● **Direction**: Set down the material below word for word, excluding the pictures.

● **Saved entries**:

----------

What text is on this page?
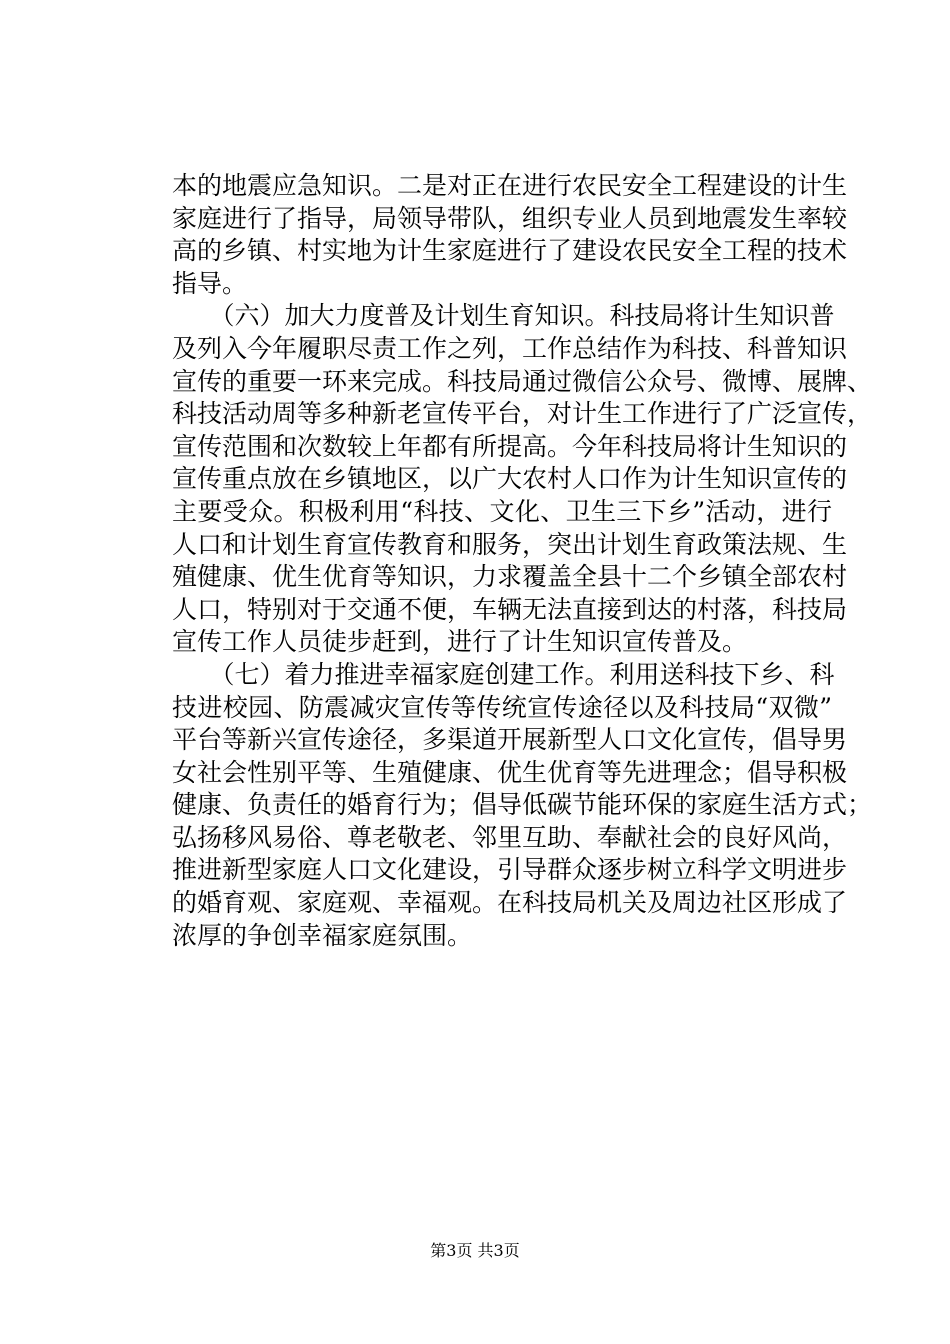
本的地震应急知识。二是对正在进行农民安全工程建设的计生
家庭进行了指导，局领导带队，组织专业人员到地震发生率较
高的乡镇、村实地为计生家庭进行了建设农民安全工程的技术
指导。
　　（六）加大力度普及计划生育知识。科技局将计生知识普
及列入今年履职尽责工作之列，工作总结作为科技、科普知识
宣传的重要一环来完成。科技局通过微信公众号、微博、展牌、
科技活动周等多种新老宣传平台，对计生工作进行了广泛宣传，
宣传范围和次数较上年都有所提高。今年科技局将计生知识的
宣传重点放在乡镇地区，以广大农村人口作为计生知识宣传的
主要受众。积极利用“科技、文化、卫生三下乡”活动，进行
人口和计划生育宣传教育和服务，突出计划生育政策法规、生
殖健康、优生优育等知识，力求覆盖全县十二个乡镇全部农村
人口，特别对于交通不便，车辆无法直接到达的村落，科技局
宣传工作人员徒步赶到，进行了计生知识宣传普及。
　　（七）着力推进幸福家庭创建工作。利用送科技下乡、科
技进校园、防震减灾宣传等传统宣传途径以及科技局“双微”
平台等新兴宣传途径，多渠道开展新型人口文化宣传，倡导男
女社会性别平等、生殖健康、优生优育等先进理念；倡导积极
健康、负责任的婚育行为；倡导低碳节能环保的家庭生活方式；
弘扬移风易俗、尊老敬老、邻里互助、奉献社会的良好风尚，
推进新型家庭人口文化建设，引导群众逐步树立科学文明进步
的婚育观、家庭观、幸福观。在科技局机关及周边社区形成了
浓厚的争创幸福家庭氛围。
第3页 共3页
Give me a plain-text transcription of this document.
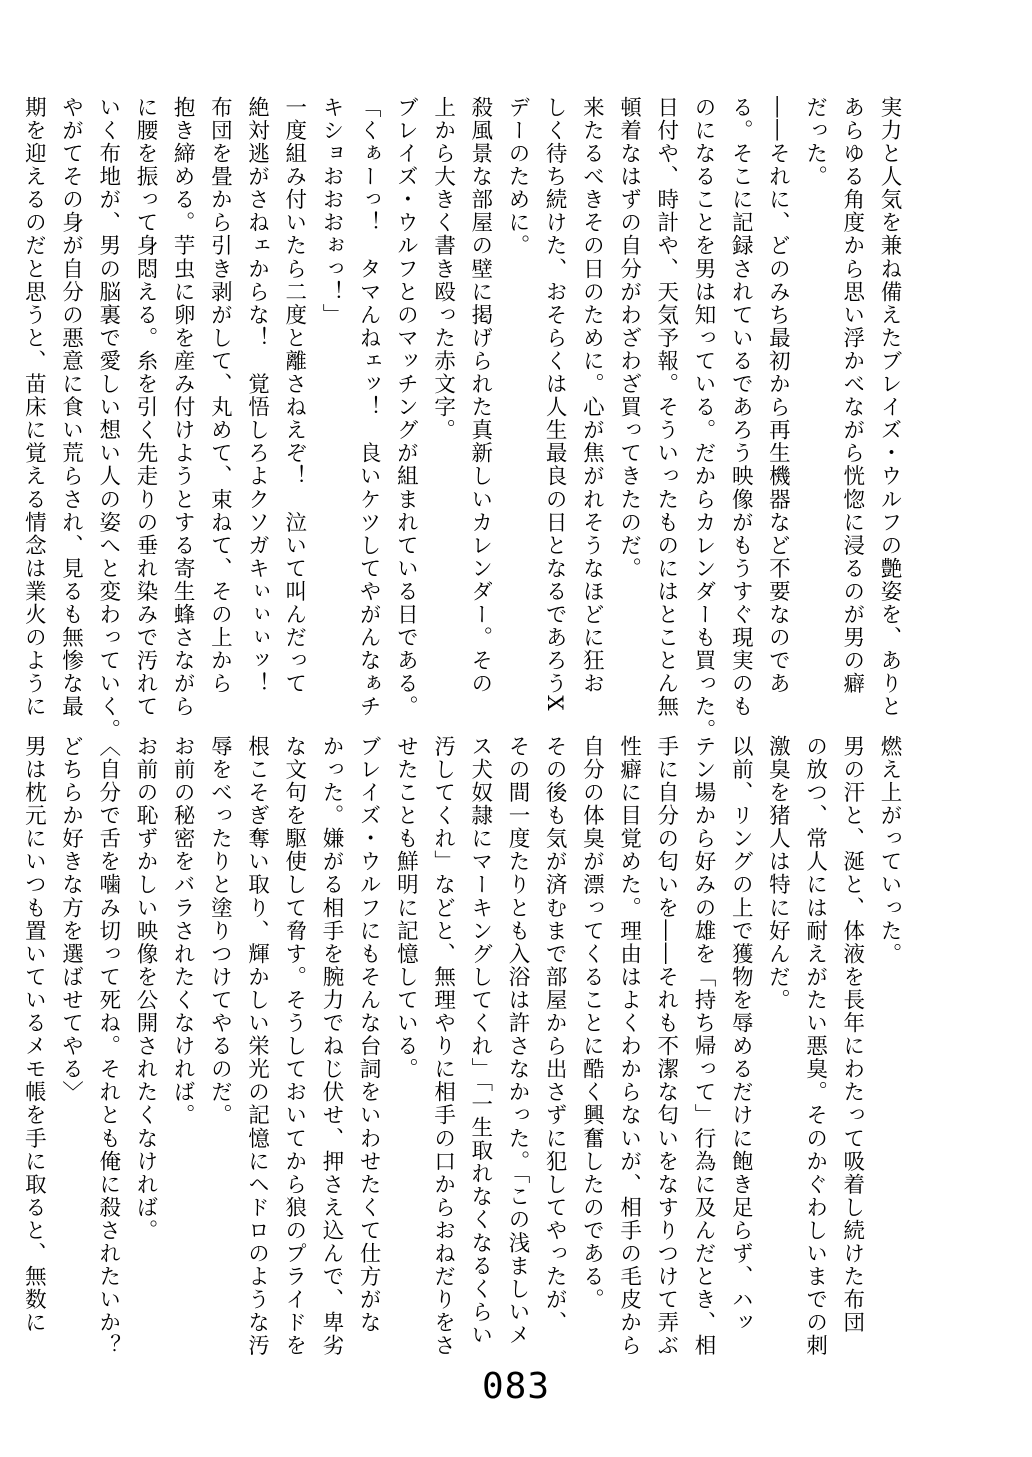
実力と人気を兼ね備えたブレイズ・ウルフの艶姿を、ありと
あらゆる角度から思い浮かべながら恍惚に浸るのが男の癖
だった。
――それに、どのみち最初から再生機器など不要なのであ
る。そこに記録されているであろう映像がもうすぐ現実のも
のになることを男は知っている。だからカレンダーも買った。
日付や、時計や、天気予報。そういったものにはとことん無
頓着なはずの自分がわざわざ買ってきたのだ。
来たるべきその日のために。心が焦がれそうなほどに狂お
しく待ち続けた、おそらくは人生最良の日となるであろうX
デーのために。
殺風景な部屋の壁に掲げられた真新しいカレンダー。その
上から大きく書き殴った赤文字。
ブレイズ・ウルフとのマッチングが組まれている日である。
「くぁーっ！　タマんねェッ！　良いケツしてやがんなぁチ
キショおおおぉっ！」
一度組み付いたら二度と離さねえぞ！　泣いて叫んだって
絶対逃がさねェからな！　覚悟しろよクソガキぃぃぃッ！
布団を畳から引き剥がして、丸めて、束ねて、その上から
抱き締める。芋虫に卵を産み付けようとする寄生蜂さながら
に腰を振って身悶える。糸を引く先走りの垂れ染みで汚れて
いく布地が、男の脳裏で愛しい想い人の姿へと変わっていく。
やがてその身が自分の悪意に食い荒らされ、見るも無惨な最
期を迎えるのだと思うと、苗床に覚える情念は業火のように
燃え上がっていった。
男の汗と、涎と、体液を長年にわたって吸着し続けた布団
の放つ、常人には耐えがたい悪臭。そのかぐわしいまでの刺
激臭を猪人は特に好んだ。
以前、リングの上で獲物を辱めるだけに飽き足らず、ハッ
テン場から好みの雄を「持ち帰って」行為に及んだとき、相
手に自分の匂いを――それも不潔な匂いをなすりつけて弄ぶ
性癖に目覚めた。理由はよくわからないが、相手の毛皮から
自分の体臭が漂ってくることに酷く興奮したのである。
その後も気が済むまで部屋から出さずに犯してやったが、
その間一度たりとも入浴は許さなかった。「この浅ましいメ
ス犬奴隷にマーキングしてくれ」「一生取れなくなるくらい
汚してくれ」などと、無理やりに相手の口からおねだりをさ
せたことも鮮明に記憶している。
ブレイズ・ウルフにもそんな台詞をいわせたくて仕方がな
かった。嫌がる相手を腕力でねじ伏せ、押さえ込んで、卑劣
な文句を駆使して脅す。そうしておいてから狼のプライドを
根こそぎ奪い取り、輝かしい栄光の記憶にヘドロのような汚
辱をべったりと塗りつけてやるのだ。
お前の秘密をバラされたくなければ。
お前の恥ずかしい映像を公開されたくなければ。
〈自分で舌を噛み切って死ね。それとも俺に殺されたいか？
どちらか好きな方を選ばせてやる〉
男は枕元にいつも置いているメモ帳を手に取ると、無数に
083
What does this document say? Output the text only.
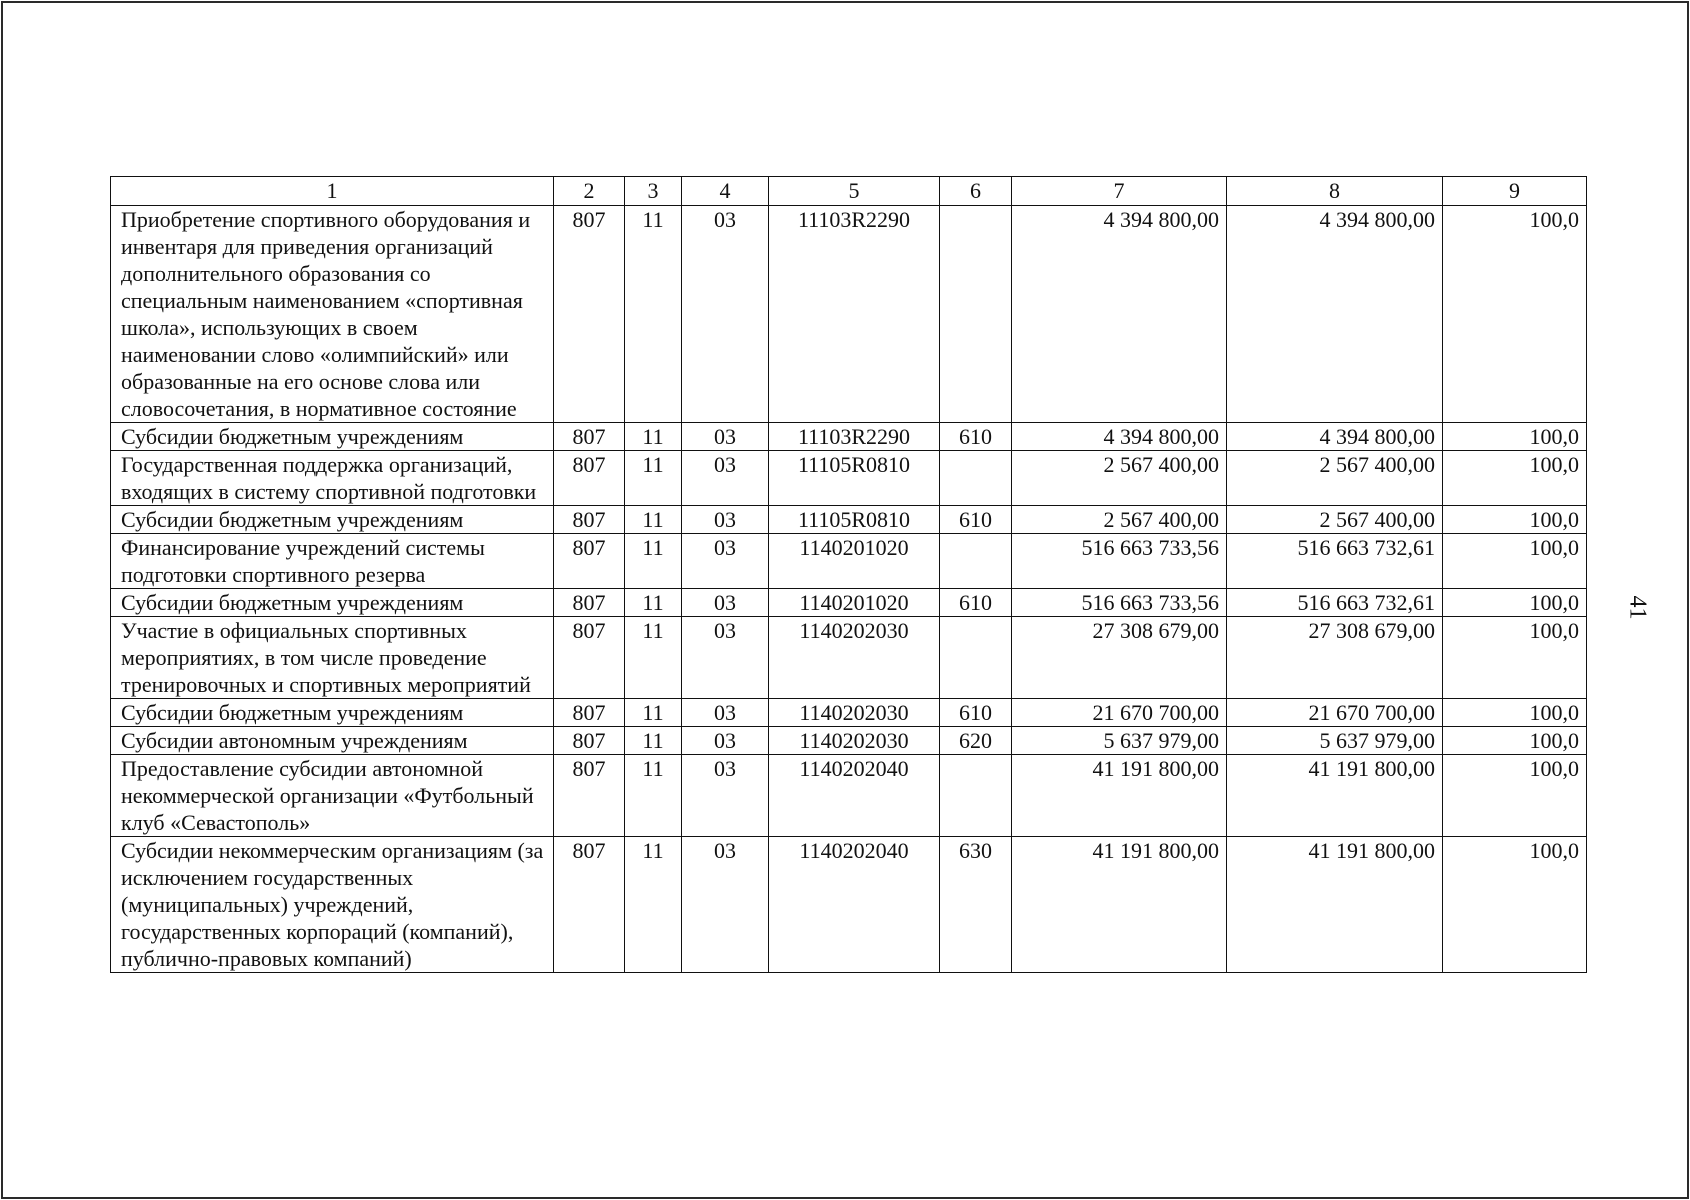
1	2	3	4	5	6	7	8	9
Приобретение спортивного оборудования и инвентаря для приведения организаций дополнительного образования со специальным наименованием «спортивная школа», использующих в своем наименовании слово «олимпийский» или образованные на его основе слова или словосочетания, в нормативное состояние	807	11	03	11103R2290		4 394 800,00	4 394 800,00	100,0
Субсидии бюджетным учреждениям	807	11	03	11103R2290	610	4 394 800,00	4 394 800,00	100,0
Государственная поддержка организаций, входящих в систему спортивной подготовки	807	11	03	11105R0810		2 567 400,00	2 567 400,00	100,0
Субсидии бюджетным учреждениям	807	11	03	11105R0810	610	2 567 400,00	2 567 400,00	100,0
Финансирование учреждений системы подготовки спортивного резерва	807	11	03	1140201020		516 663 733,56	516 663 732,61	100,0
Субсидии бюджетным учреждениям	807	11	03	1140201020	610	516 663 733,56	516 663 732,61	100,0
Участие в официальных спортивных мероприятиях, в том числе проведение тренировочных и спортивных мероприятий	807	11	03	1140202030		27 308 679,00	27 308 679,00	100,0
Субсидии бюджетным учреждениям	807	11	03	1140202030	610	21 670 700,00	21 670 700,00	100,0
Субсидии автономным учреждениям	807	11	03	1140202030	620	5 637 979,00	5 637 979,00	100,0
Предоставление субсидии автономной некоммерческой организации «Футбольный клуб «Севастополь»	807	11	03	1140202040		41 191 800,00	41 191 800,00	100,0
Субсидии некоммерческим организациям (за исключением государственных (муниципальных) учреждений, государственных корпораций (компаний), публично-правовых компаний)	807	11	03	1140202040	630	41 191 800,00	41 191 800,00	100,0
41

----------

● **Exercise solution**:
What text is on this page?
本的地震应急知识。二是对正在进行农民安全工程建设的计生
家庭进行了指导，局领导带队，组织专业人员到地震发生率较
高的乡镇、村实地为计生家庭进行了建设农民安全工程的技术
指导。
　　（六）加大力度普及计划生育知识。科技局将计生知识普
及列入今年履职尽责工作之列，工作总结作为科技、科普知识
宣传的重要一环来完成。科技局通过微信公众号、微博、展牌、
科技活动周等多种新老宣传平台，对计生工作进行了广泛宣传，
宣传范围和次数较上年都有所提高。今年科技局将计生知识的
宣传重点放在乡镇地区，以广大农村人口作为计生知识宣传的
主要受众。积极利用“科技、文化、卫生三下乡”活动，进行
人口和计划生育宣传教育和服务，突出计划生育政策法规、生
殖健康、优生优育等知识，力求覆盖全县十二个乡镇全部农村
人口，特别对于交通不便，车辆无法直接到达的村落，科技局
宣传工作人员徒步赶到，进行了计生知识宣传普及。
　　（七）着力推进幸福家庭创建工作。利用送科技下乡、科
技进校园、防震减灾宣传等传统宣传途径以及科技局“双微”
平台等新兴宣传途径，多渠道开展新型人口文化宣传，倡导男
女社会性别平等、生殖健康、优生优育等先进理念；倡导积极
健康、负责任的婚育行为；倡导低碳节能环保的家庭生活方式；
弘扬移风易俗、尊老敬老、邻里互助、奉献社会的良好风尚，
推进新型家庭人口文化建设，引导群众逐步树立科学文明进步
的婚育观、家庭观、幸福观。在科技局机关及周边社区形成了
浓厚的争创幸福家庭氛围。
第3页 共3页
Give me a plain-text transcription of this document.
実力と人気を兼ね備えたブレイズ・ウルフの艶姿を、ありと
あらゆる角度から思い浮かべながら恍惚に浸るのが男の癖
だった。
――それに、どのみち最初から再生機器など不要なのであ
る。そこに記録されているであろう映像がもうすぐ現実のも
のになることを男は知っている。だからカレンダーも買った。
日付や、時計や、天気予報。そういったものにはとことん無
頓着なはずの自分がわざわざ買ってきたのだ。
来たるべきその日のために。心が焦がれそうなほどに狂お
しく待ち続けた、おそらくは人生最良の日となるであろうX
デーのために。
殺風景な部屋の壁に掲げられた真新しいカレンダー。その
上から大きく書き殴った赤文字。
ブレイズ・ウルフとのマッチングが組まれている日である。
「くぁーっ！　タマんねェッ！　良いケツしてやがんなぁチ
キショおおおぉっ！」
一度組み付いたら二度と離さねえぞ！　泣いて叫んだって
絶対逃がさねェからな！　覚悟しろよクソガキぃぃぃッ！
布団を畳から引き剥がして、丸めて、束ねて、その上から
抱き締める。芋虫に卵を産み付けようとする寄生蜂さながら
に腰を振って身悶える。糸を引く先走りの垂れ染みで汚れて
いく布地が、男の脳裏で愛しい想い人の姿へと変わっていく。
やがてその身が自分の悪意に食い荒らされ、見るも無惨な最
期を迎えるのだと思うと、苗床に覚える情念は業火のように
燃え上がっていった。
男の汗と、涎と、体液を長年にわたって吸着し続けた布団
の放つ、常人には耐えがたい悪臭。そのかぐわしいまでの刺
激臭を猪人は特に好んだ。
以前、リングの上で獲物を辱めるだけに飽き足らず、ハッ
テン場から好みの雄を「持ち帰って」行為に及んだとき、相
手に自分の匂いを――それも不潔な匂いをなすりつけて弄ぶ
性癖に目覚めた。理由はよくわからないが、相手の毛皮から
自分の体臭が漂ってくることに酷く興奮したのである。
その後も気が済むまで部屋から出さずに犯してやったが、
その間一度たりとも入浴は許さなかった。「この浅ましいメ
ス犬奴隷にマーキングしてくれ」「一生取れなくなるくらい
汚してくれ」などと、無理やりに相手の口からおねだりをさ
せたことも鮮明に記憶している。
ブレイズ・ウルフにもそんな台詞をいわせたくて仕方がな
かった。嫌がる相手を腕力でねじ伏せ、押さえ込んで、卑劣
な文句を駆使して脅す。そうしておいてから狼のプライドを
根こそぎ奪い取り、輝かしい栄光の記憶にヘドロのような汚
辱をべったりと塗りつけてやるのだ。
お前の秘密をバラされたくなければ。
お前の恥ずかしい映像を公開されたくなければ。
〈自分で舌を噛み切って死ね。それとも俺に殺されたいか？
どちらか好きな方を選ばせてやる〉
男は枕元にいつも置いているメモ帳を手に取ると、無数に
083
What does this document say? Output the text only.
1	2	3	4	5	6	7	8	9
Приобретение спортивного оборудования и инвентаря для приведения организаций дополнительного образования со специальным наименованием «спортивная школа», использующих в своем наименовании слово «олимпийский» или образованные на его основе слова или словосочетания, в нормативное состояние	807	11	03	11103R2290		4 394 800,00	4 394 800,00	100,0
Субсидии бюджетным учреждениям	807	11	03	11103R2290	610	4 394 800,00	4 394 800,00	100,0
Государственная поддержка организаций, входящих в систему спортивной подготовки	807	11	03	11105R0810		2 567 400,00	2 567 400,00	100,0
Субсидии бюджетным учреждениям	807	11	03	11105R0810	610	2 567 400,00	2 567 400,00	100,0
Финансирование учреждений системы подготовки спортивного резерва	807	11	03	1140201020		516 663 733,56	516 663 732,61	100,0
Субсидии бюджетным учреждениям	807	11	03	1140201020	610	516 663 733,56	516 663 732,61	100,0
Участие в официальных спортивных мероприятиях, в том числе проведение тренировочных и спортивных мероприятий	807	11	03	1140202030		27 308 679,00	27 308 679,00	100,0
Субсидии бюджетным учреждениям	807	11	03	1140202030	610	21 670 700,00	21 670 700,00	100,0
Субсидии автономным учреждениям	807	11	03	1140202030	620	5 637 979,00	5 637 979,00	100,0
Предоставление субсидии автономной некоммерческой организации «Футбольный клуб «Севастополь»	807	11	03	1140202040		41 191 800,00	41 191 800,00	100,0
Субсидии некоммерческим организациям (за исключением государственных (муниципальных) учреждений, государственных корпораций (компаний), публично-правовых компаний)	807	11	03	1140202040	630	41 191 800,00	41 191 800,00	100,0
41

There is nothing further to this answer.